* [Records for this task]
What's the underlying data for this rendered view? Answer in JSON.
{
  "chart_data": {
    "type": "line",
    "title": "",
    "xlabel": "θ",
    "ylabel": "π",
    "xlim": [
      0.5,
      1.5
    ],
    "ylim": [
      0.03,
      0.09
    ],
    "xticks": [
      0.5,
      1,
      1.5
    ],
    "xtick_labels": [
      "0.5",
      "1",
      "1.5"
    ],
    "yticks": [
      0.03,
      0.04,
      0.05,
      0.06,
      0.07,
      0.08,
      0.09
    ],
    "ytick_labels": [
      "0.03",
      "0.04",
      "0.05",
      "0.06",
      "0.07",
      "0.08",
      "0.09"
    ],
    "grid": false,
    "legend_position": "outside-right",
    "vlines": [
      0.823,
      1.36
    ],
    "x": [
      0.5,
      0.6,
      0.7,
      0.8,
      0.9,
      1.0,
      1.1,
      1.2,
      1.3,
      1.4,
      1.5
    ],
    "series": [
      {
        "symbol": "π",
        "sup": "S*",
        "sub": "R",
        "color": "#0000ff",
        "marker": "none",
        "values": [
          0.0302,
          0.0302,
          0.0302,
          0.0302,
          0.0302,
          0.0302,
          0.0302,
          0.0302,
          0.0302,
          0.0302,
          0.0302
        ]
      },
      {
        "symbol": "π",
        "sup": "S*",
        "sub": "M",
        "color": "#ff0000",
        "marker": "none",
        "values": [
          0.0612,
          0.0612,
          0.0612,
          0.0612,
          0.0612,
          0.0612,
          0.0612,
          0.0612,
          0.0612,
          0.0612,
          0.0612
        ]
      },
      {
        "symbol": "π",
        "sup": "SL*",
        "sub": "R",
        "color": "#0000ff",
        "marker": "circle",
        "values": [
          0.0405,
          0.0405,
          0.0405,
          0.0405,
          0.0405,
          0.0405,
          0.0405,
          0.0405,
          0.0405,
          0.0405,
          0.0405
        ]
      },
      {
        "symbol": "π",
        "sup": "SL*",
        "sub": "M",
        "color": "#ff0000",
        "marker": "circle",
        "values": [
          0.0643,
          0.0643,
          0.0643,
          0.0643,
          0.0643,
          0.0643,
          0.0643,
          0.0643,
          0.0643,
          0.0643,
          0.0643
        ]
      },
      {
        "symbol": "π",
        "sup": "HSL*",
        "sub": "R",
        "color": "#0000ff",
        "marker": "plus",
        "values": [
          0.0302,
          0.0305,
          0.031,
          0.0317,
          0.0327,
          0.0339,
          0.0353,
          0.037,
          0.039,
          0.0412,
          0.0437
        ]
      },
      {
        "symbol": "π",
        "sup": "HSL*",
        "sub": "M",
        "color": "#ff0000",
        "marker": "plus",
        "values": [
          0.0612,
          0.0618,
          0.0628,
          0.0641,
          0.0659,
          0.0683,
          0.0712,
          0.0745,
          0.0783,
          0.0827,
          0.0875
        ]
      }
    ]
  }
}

* [Stated exercise]
Each entry above is to be set down again in exactly the same words.

* [Final answer]
What's the underlying data for this rendered view? Answer in JSON.
{
  "chart_data": {
    "type": "line",
    "title": "",
    "xlabel": "θ",
    "ylabel": "π",
    "xlim": [
      0.5,
      1.5
    ],
    "ylim": [
      0.03,
      0.09
    ],
    "xticks": [
      0.5,
      1,
      1.5
    ],
    "xtick_labels": [
      "0.5",
      "1",
      "1.5"
    ],
    "yticks": [
      0.03,
      0.04,
      0.05,
      0.06,
      0.07,
      0.08,
      0.09
    ],
    "ytick_labels": [
      "0.03",
      "0.04",
      "0.05",
      "0.06",
      "0.07",
      "0.08",
      "0.09"
    ],
    "grid": false,
    "legend_position": "outside-right",
    "vlines": [
      0.823,
      1.36
    ],
    "x": [
      0.5,
      0.6,
      0.7,
      0.8,
      0.9,
      1.0,
      1.1,
      1.2,
      1.3,
      1.4,
      1.5
    ],
    "series": [
      {
        "symbol": "π",
        "sup": "S*",
        "sub": "R",
        "color": "#0000ff",
        "marker": "none",
        "values": [
          0.0302,
          0.0302,
          0.0302,
          0.0302,
          0.0302,
          0.0302,
          0.0302,
          0.0302,
          0.0302,
          0.0302,
          0.0302
        ]
      },
      {
        "symbol": "π",
        "sup": "S*",
        "sub": "M",
        "color": "#ff0000",
        "marker": "none",
        "values": [
          0.0612,
          0.0612,
          0.0612,
          0.0612,
          0.0612,
          0.0612,
          0.0612,
          0.0612,
          0.0612,
          0.0612,
          0.0612
        ]
      },
      {
        "symbol": "π",
        "sup": "SL*",
        "sub": "R",
        "color": "#0000ff",
        "marker": "circle",
        "values": [
          0.0405,
          0.0405,
          0.0405,
          0.0405,
          0.0405,
          0.0405,
          0.0405,
          0.0405,
          0.0405,
          0.0405,
          0.0405
        ]
      },
      {
        "symbol": "π",
        "sup": "SL*",
        "sub": "M",
        "color": "#ff0000",
        "marker": "circle",
        "values": [
          0.0643,
          0.0643,
          0.0643,
          0.0643,
          0.0643,
          0.0643,
          0.0643,
          0.0643,
          0.0643,
          0.0643,
          0.0643
        ]
      },
      {
        "symbol": "π",
        "sup": "HSL*",
        "sub": "R",
        "color": "#0000ff",
        "marker": "plus",
        "values": [
          0.0302,
          0.0305,
          0.031,
          0.0317,
          0.0327,
          0.0339,
          0.0353,
          0.037,
          0.039,
          0.0412,
          0.0437
        ]
      },
      {
        "symbol": "π",
        "sup": "HSL*",
        "sub": "M",
        "color": "#ff0000",
        "marker": "plus",
        "values": [
          0.0612,
          0.0618,
          0.0628,
          0.0641,
          0.0659,
          0.0683,
          0.0712,
          0.0745,
          0.0783,
          0.0827,
          0.0875
        ]
      }
    ]
  }
}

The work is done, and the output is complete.